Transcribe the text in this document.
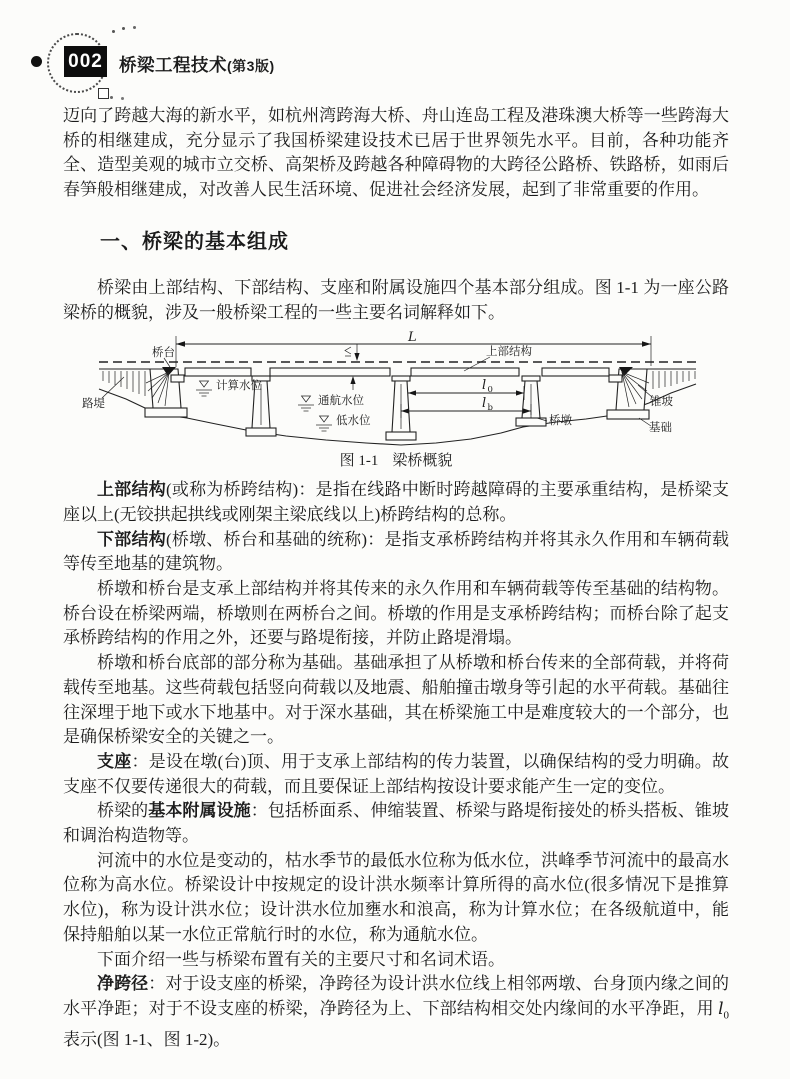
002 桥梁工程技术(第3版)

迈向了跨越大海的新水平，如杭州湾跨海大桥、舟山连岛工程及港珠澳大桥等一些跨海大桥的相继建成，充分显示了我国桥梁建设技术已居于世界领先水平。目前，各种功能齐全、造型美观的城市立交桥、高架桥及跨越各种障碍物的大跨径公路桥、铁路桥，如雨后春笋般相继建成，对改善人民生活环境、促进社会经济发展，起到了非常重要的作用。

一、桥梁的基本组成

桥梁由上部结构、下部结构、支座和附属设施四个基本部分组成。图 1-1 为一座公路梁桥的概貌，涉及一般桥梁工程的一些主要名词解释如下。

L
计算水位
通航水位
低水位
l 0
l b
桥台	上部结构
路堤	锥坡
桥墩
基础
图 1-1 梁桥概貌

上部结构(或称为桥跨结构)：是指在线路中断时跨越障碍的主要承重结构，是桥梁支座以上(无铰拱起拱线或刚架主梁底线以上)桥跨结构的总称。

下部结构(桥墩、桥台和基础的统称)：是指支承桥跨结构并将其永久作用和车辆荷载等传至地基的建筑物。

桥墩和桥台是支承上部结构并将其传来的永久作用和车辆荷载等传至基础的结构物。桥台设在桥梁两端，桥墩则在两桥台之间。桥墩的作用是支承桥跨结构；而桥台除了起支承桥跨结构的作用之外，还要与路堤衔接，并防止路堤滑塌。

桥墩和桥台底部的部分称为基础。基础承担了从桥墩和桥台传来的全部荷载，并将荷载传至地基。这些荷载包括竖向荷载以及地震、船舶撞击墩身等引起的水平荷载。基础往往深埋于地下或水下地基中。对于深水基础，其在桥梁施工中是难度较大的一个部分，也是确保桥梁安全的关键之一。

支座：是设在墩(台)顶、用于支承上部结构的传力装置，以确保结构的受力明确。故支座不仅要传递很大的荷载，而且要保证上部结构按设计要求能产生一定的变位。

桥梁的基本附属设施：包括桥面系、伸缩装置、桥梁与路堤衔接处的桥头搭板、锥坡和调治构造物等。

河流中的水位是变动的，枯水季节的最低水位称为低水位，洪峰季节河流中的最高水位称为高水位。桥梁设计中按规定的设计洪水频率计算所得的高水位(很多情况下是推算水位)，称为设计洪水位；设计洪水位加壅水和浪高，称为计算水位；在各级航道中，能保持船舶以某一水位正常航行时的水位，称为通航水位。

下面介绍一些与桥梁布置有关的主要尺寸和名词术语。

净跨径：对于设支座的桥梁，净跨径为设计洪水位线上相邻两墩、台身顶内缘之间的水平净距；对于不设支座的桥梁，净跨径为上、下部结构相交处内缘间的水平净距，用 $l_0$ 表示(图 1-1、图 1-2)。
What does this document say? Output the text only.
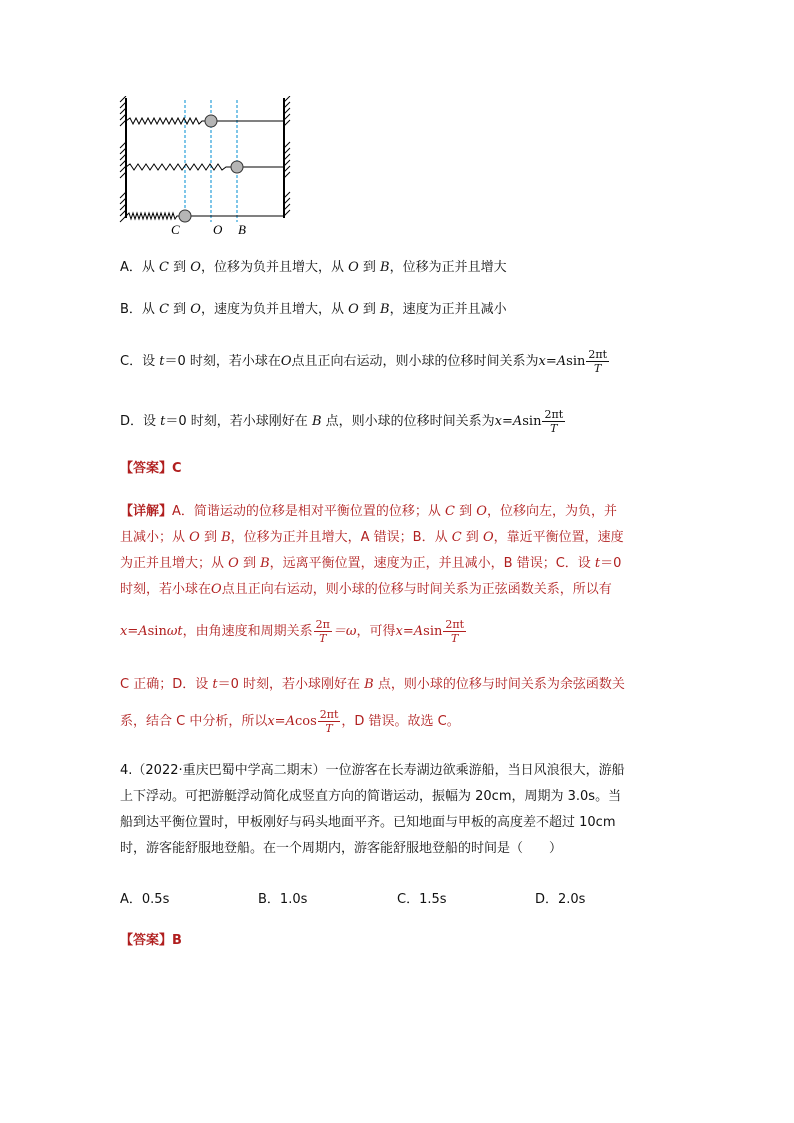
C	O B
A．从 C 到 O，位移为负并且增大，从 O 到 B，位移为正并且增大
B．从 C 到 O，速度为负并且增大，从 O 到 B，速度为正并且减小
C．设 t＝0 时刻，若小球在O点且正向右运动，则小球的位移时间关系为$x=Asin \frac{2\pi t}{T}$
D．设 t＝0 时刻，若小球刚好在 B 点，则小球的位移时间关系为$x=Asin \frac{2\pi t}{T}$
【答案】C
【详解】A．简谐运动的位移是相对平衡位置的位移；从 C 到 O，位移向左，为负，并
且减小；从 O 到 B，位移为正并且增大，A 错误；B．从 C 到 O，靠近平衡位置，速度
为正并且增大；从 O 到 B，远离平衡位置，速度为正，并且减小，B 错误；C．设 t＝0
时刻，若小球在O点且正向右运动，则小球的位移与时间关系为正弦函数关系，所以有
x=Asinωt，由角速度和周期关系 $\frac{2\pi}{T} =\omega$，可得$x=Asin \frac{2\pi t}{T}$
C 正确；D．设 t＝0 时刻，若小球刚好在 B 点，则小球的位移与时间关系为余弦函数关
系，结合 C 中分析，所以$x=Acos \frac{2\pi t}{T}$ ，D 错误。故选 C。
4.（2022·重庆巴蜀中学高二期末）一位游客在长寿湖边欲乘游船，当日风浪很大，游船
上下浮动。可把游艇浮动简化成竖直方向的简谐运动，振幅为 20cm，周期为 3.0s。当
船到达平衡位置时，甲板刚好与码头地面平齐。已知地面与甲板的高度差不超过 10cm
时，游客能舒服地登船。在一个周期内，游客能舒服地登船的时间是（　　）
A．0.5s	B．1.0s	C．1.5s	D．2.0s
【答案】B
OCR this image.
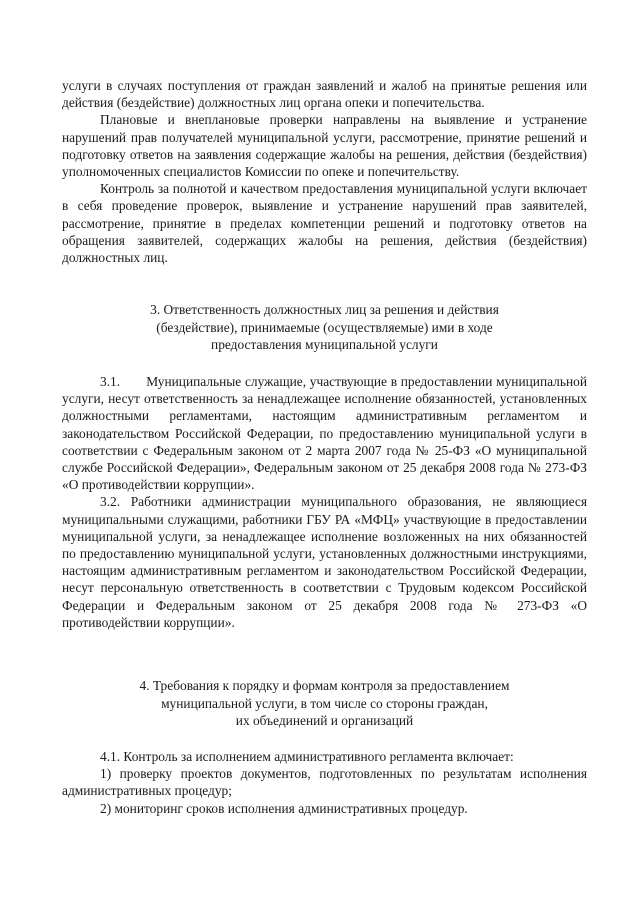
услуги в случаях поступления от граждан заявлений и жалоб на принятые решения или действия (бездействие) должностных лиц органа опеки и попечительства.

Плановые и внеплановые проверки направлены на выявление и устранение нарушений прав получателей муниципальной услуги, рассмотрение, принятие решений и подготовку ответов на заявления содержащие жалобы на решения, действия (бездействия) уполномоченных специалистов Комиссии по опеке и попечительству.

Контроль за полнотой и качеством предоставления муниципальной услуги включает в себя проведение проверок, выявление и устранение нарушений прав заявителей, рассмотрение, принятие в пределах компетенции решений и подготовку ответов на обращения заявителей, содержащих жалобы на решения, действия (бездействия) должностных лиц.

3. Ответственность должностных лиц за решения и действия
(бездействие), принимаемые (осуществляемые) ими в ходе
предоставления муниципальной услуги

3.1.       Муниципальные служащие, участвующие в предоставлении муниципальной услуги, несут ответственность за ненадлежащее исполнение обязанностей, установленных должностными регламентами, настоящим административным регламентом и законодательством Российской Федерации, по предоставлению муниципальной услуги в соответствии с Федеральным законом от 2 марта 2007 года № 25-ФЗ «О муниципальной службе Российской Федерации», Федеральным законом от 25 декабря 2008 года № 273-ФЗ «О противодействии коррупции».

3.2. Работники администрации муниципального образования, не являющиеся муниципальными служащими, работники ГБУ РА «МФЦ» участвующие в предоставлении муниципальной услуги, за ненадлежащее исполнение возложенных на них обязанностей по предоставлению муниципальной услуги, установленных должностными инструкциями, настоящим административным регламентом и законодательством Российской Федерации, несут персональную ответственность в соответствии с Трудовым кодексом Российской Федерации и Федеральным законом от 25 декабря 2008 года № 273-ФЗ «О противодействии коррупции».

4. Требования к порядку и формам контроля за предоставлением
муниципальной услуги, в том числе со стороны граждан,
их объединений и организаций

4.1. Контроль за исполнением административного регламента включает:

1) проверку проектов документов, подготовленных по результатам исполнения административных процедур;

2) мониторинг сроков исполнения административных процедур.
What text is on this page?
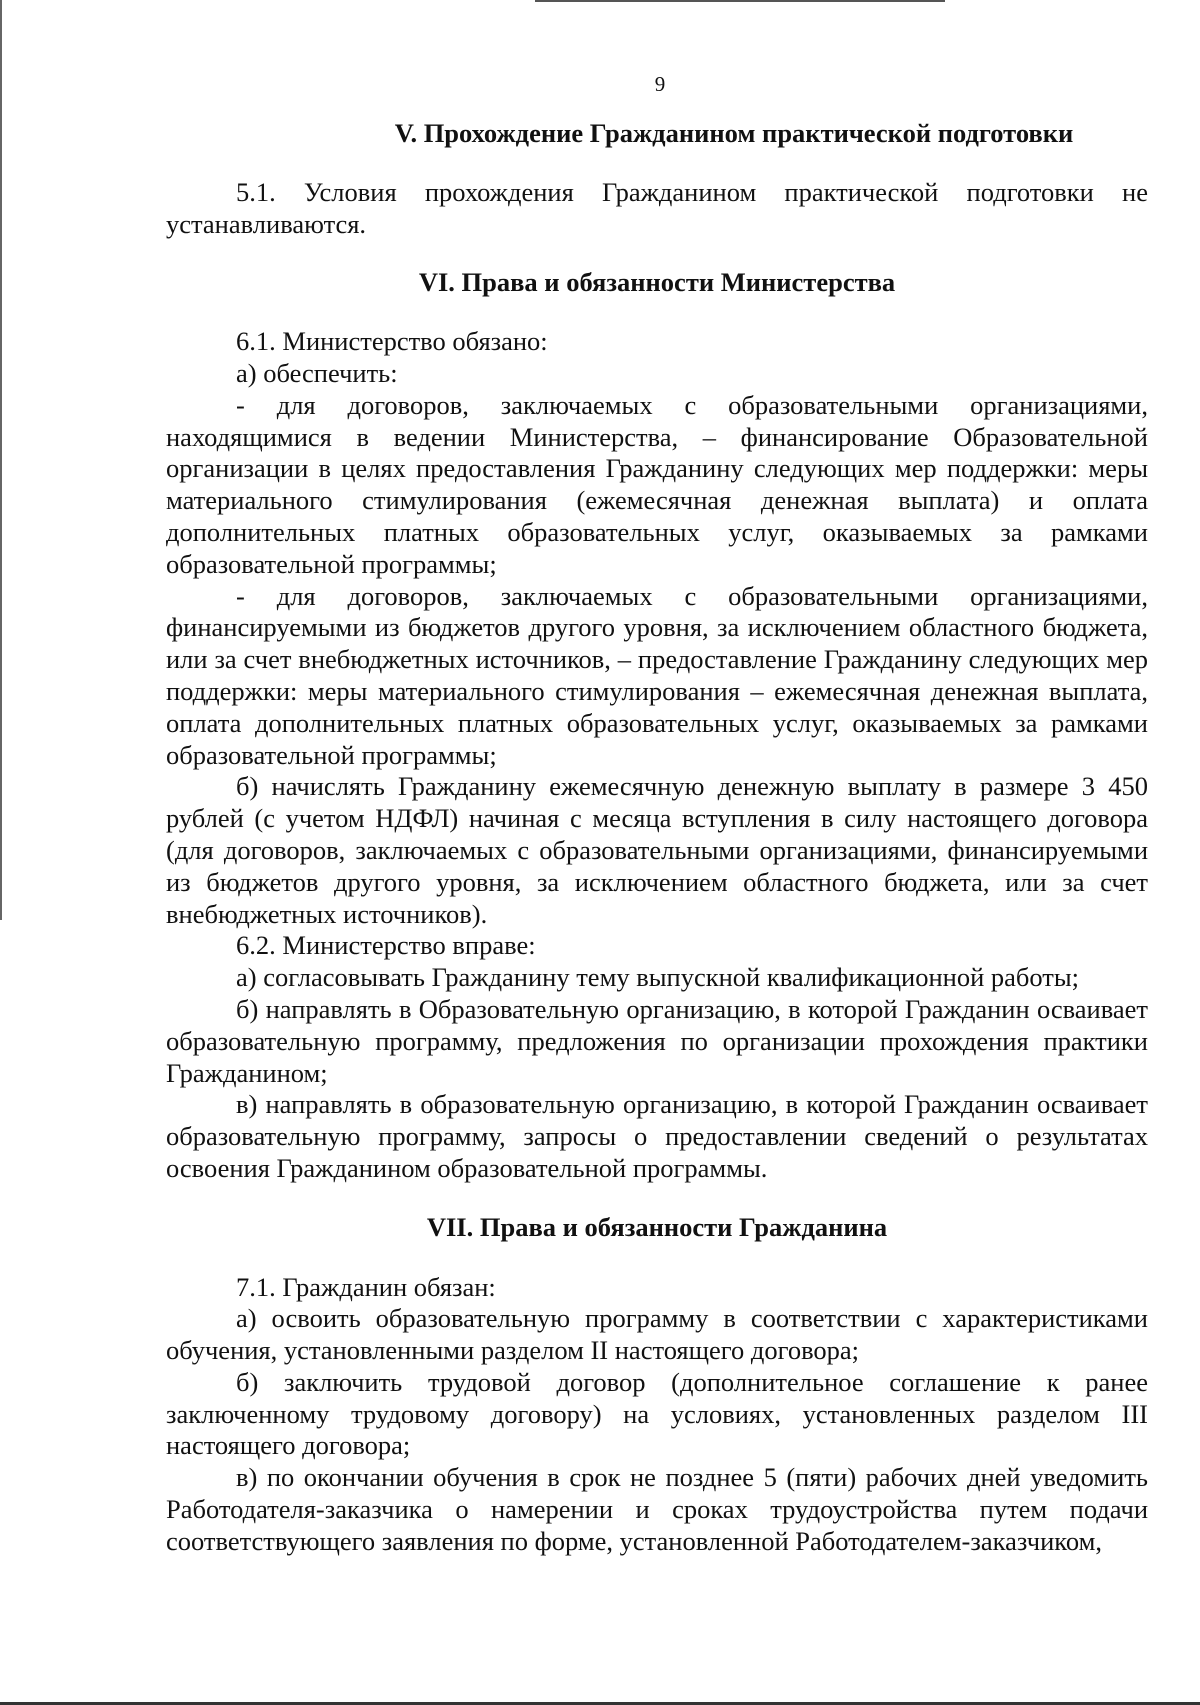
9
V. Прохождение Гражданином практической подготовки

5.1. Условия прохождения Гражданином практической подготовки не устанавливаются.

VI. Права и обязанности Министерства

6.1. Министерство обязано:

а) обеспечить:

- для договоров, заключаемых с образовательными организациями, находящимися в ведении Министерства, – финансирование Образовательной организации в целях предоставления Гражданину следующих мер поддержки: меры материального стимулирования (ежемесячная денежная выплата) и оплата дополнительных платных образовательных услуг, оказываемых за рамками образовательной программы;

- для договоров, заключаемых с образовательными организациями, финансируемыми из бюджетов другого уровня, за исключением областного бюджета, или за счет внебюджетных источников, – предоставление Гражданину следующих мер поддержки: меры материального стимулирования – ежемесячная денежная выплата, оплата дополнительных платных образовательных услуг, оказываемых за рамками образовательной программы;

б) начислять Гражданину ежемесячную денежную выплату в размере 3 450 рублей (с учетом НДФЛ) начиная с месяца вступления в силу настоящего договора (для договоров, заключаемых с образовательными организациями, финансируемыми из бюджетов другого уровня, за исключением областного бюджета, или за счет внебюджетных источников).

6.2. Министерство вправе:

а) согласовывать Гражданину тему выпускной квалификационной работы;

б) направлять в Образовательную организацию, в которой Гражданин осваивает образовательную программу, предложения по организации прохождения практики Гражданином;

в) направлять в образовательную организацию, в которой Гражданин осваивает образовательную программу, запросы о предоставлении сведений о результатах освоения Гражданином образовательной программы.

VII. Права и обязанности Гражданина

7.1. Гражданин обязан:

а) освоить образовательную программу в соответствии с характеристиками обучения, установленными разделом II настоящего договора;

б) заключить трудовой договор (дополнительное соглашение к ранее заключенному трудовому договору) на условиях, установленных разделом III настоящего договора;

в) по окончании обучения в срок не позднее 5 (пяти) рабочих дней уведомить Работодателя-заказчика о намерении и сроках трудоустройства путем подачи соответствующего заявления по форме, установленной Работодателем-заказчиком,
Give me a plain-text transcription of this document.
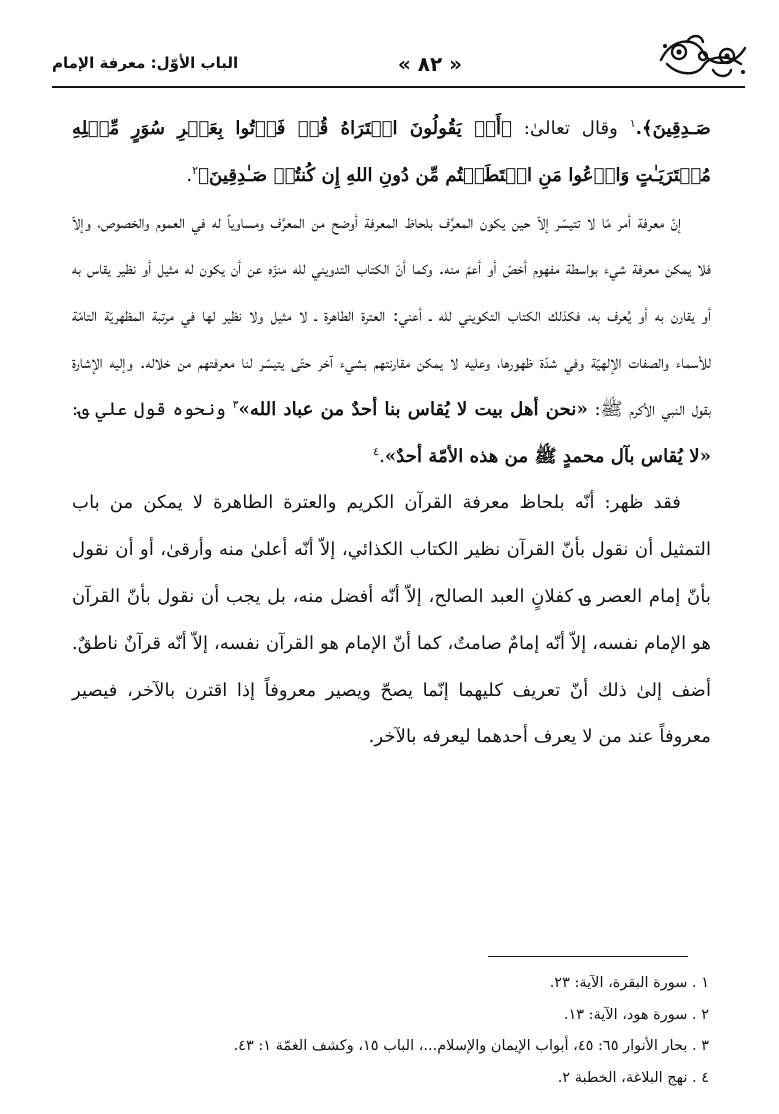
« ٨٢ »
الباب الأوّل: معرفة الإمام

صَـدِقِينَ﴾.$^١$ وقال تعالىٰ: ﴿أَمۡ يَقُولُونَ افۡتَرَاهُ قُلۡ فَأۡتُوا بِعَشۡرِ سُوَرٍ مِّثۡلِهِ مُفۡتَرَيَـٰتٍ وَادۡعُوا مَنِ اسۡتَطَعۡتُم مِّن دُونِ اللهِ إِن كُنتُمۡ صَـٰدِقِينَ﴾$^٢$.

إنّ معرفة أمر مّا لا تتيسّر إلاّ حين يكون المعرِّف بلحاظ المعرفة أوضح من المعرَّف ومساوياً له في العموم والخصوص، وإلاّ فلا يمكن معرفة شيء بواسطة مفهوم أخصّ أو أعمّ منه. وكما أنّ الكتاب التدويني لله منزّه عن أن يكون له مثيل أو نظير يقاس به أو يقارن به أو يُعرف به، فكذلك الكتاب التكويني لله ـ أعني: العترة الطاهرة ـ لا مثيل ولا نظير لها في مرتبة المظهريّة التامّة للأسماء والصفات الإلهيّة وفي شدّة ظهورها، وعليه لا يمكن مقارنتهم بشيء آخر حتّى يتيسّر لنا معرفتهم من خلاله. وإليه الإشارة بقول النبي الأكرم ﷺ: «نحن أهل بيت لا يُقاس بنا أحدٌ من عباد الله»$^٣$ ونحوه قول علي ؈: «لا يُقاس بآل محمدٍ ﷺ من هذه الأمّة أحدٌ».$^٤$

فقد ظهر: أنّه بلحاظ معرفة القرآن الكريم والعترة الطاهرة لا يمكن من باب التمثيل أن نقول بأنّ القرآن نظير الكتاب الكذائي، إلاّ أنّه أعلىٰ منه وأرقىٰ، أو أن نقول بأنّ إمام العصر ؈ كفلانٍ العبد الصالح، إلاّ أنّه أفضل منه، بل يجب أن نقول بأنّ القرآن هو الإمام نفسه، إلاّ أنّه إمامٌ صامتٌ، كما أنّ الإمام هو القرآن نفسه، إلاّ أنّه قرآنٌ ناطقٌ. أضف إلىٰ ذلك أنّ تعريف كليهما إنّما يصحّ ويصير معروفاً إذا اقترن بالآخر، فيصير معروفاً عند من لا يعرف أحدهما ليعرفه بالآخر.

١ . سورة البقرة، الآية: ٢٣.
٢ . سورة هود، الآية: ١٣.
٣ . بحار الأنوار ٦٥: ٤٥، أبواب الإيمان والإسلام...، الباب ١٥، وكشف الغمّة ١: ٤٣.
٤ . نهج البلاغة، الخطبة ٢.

--*--

## Written task
Search the data for "سورة" and list every line in which it occurs.

## Solution for this exercise
١ . سورة البقرة، الآية: ٢٣.
٢ . سورة هود، الآية: ١٣.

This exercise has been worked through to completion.